* GIVEN DATA *

◇ ◇ ◇ ◇ ◇ ◇ ◇

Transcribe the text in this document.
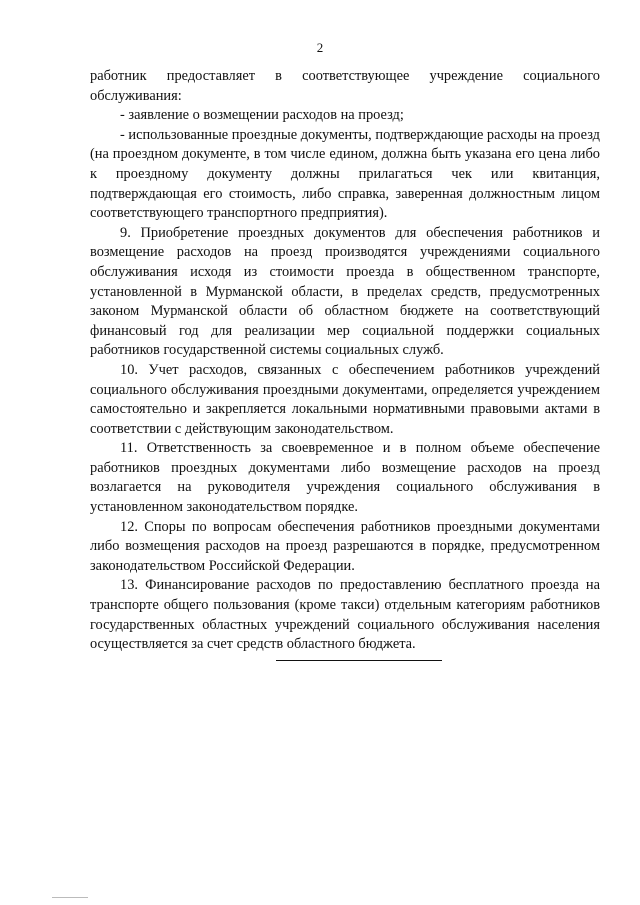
2

работник предоставляет в соответствующее учреждение социального обслуживания:

- заявление о возмещении расходов на проезд;

- использованные проездные документы, подтверждающие расходы на проезд (на проездном документе, в том числе едином, должна быть указана его цена либо к проездному документу должны прилагаться чек или квитанция, подтверждающая его стоимость, либо справка, заверенная должностным лицом соответствующего транспортного предприятия).

9. Приобретение проездных документов для обеспечения работников и возмещение расходов на проезд производятся учреждениями социального обслуживания исходя из стоимости проезда в общественном транспорте, установленной в Мурманской области, в пределах средств, предусмотренных законом Мурманской области об областном бюджете на соответствующий финансовый год для реализации мер социальной поддержки социальных работников государственной системы социальных служб.

10. Учет расходов, связанных с обеспечением работников учреждений социального обслуживания проездными документами, определяется учреждением самостоятельно и закрепляется локальными нормативными правовыми актами в соответствии с действующим законодательством.

11. Ответственность за своевременное и в полном объеме обеспечение работников проездных документами либо возмещение расходов на проезд возлагается на руководителя учреждения социального обслуживания в установленном законодательством порядке.

12. Споры по вопросам обеспечения работников проездными документами либо возмещения расходов на проезд разрешаются в порядке, предусмотренном законодательством Российской Федерации.

13. Финансирование расходов по предоставлению бесплатного проезда на транспорте общего пользования (кроме такси) отдельным категориям работников государственных областных учреждений социального обслуживания населения осуществляется за счет средств областного бюджета.
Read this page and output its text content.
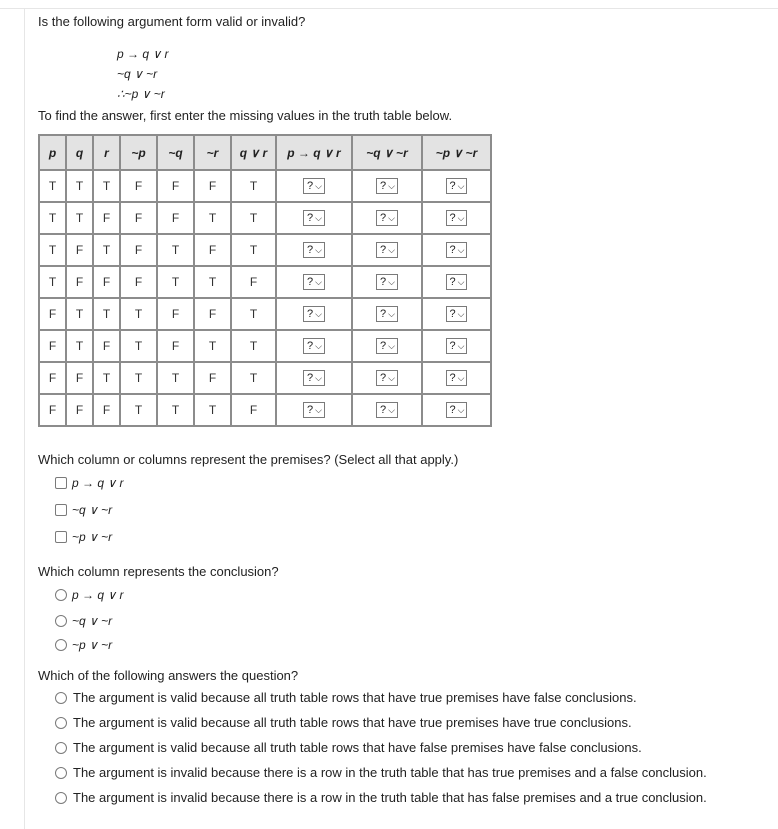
Is the following argument form valid or invalid?
p → q ∨ r
~q ∨ ~r
∴~p ∨ ~r
To find the answer, first enter the missing values in the truth table below.
p	q	r	~p	~q	~r	q ∨ r	p → q ∨ r	~q ∨ ~r	~p ∨ ~r
T	T	T	F	F	F	T	? ⌵	? ⌵	? ⌵
T	T	F	F	F	T	T	? ⌵	? ⌵	? ⌵
T	F	T	F	T	F	T	? ⌵	? ⌵	? ⌵
T	F	F	F	T	T	F	? ⌵	? ⌵	? ⌵
F	T	T	T	F	F	T	? ⌵	? ⌵	? ⌵
F	T	F	T	F	T	T	? ⌵	? ⌵	? ⌵
F	F	T	T	T	F	T	? ⌵	? ⌵	? ⌵
F	F	F	T	T	T	F	? ⌵	? ⌵	? ⌵
Which column or columns represent the premises? (Select all that apply.)
p → q ∨ r
~q ∨ ~r
~p ∨ ~r
Which column represents the conclusion?
p → q ∨ r
~q ∨ ~r
~p ∨ ~r
Which of the following answers the question?
The argument is valid because all truth table rows that have true premises have false conclusions.
The argument is valid because all truth table rows that have true premises have true conclusions.
The argument is valid because all truth table rows that have false premises have false conclusions.
The argument is invalid because there is a row in the truth table that has true premises and a false conclusion.
The argument is invalid because there is a row in the truth table that has false premises and a true conclusion.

◇ ◇ ◇ ◇ ◇ ◇ ◇

* DIRECTIONS *
Pictures in the records above are left out; print everything else exactly as written.

* EXPECTED ANSWER *
Transcribe the text in this document.
2

работник предоставляет в соответствующее учреждение социального обслуживания:

- заявление о возмещении расходов на проезд;

- использованные проездные документы, подтверждающие расходы на проезд (на проездном документе, в том числе едином, должна быть указана его цена либо к проездному документу должны прилагаться чек или квитанция, подтверждающая его стоимость, либо справка, заверенная должностным лицом соответствующего транспортного предприятия).

9. Приобретение проездных документов для обеспечения работников и возмещение расходов на проезд производятся учреждениями социального обслуживания исходя из стоимости проезда в общественном транспорте, установленной в Мурманской области, в пределах средств, предусмотренных законом Мурманской области об областном бюджете на соответствующий финансовый год для реализации мер социальной поддержки социальных работников государственной системы социальных служб.

10. Учет расходов, связанных с обеспечением работников учреждений социального обслуживания проездными документами, определяется учреждением самостоятельно и закрепляется локальными нормативными правовыми актами в соответствии с действующим законодательством.

11. Ответственность за своевременное и в полном объеме обеспечение работников проездных документами либо возмещение расходов на проезд возлагается на руководителя учреждения социального обслуживания в установленном законодательством порядке.

12. Споры по вопросам обеспечения работников проездными документами либо возмещения расходов на проезд разрешаются в порядке, предусмотренном законодательством Российской Федерации.

13. Финансирование расходов по предоставлению бесплатного проезда на транспорте общего пользования (кроме такси) отдельным категориям работников государственных областных учреждений социального обслуживания населения осуществляется за счет средств областного бюджета.
Read this page and output its text content.
Is the following argument form valid or invalid?
p → q ∨ r
~q ∨ ~r
∴~p ∨ ~r
To find the answer, first enter the missing values in the truth table below.
p	q	r	~p	~q	~r	q ∨ r	p → q ∨ r	~q ∨ ~r	~p ∨ ~r
T	T	T	F	F	F	T	? ⌵	? ⌵	? ⌵
T	T	F	F	F	T	T	? ⌵	? ⌵	? ⌵
T	F	T	F	T	F	T	? ⌵	? ⌵	? ⌵
T	F	F	F	T	T	F	? ⌵	? ⌵	? ⌵
F	T	T	T	F	F	T	? ⌵	? ⌵	? ⌵
F	T	F	T	F	T	T	? ⌵	? ⌵	? ⌵
F	F	T	T	T	F	T	? ⌵	? ⌵	? ⌵
F	F	F	T	T	T	F	? ⌵	? ⌵	? ⌵
Which column or columns represent the premises? (Select all that apply.)
p → q ∨ r
~q ∨ ~r
~p ∨ ~r
Which column represents the conclusion?
p → q ∨ r
~q ∨ ~r
~p ∨ ~r
Which of the following answers the question?
The argument is valid because all truth table rows that have true premises have false conclusions.
The argument is valid because all truth table rows that have true premises have true conclusions.
The argument is valid because all truth table rows that have false premises have false conclusions.
The argument is invalid because there is a row in the truth table that has true premises and a false conclusion.
The argument is invalid because there is a row in the truth table that has false premises and a true conclusion.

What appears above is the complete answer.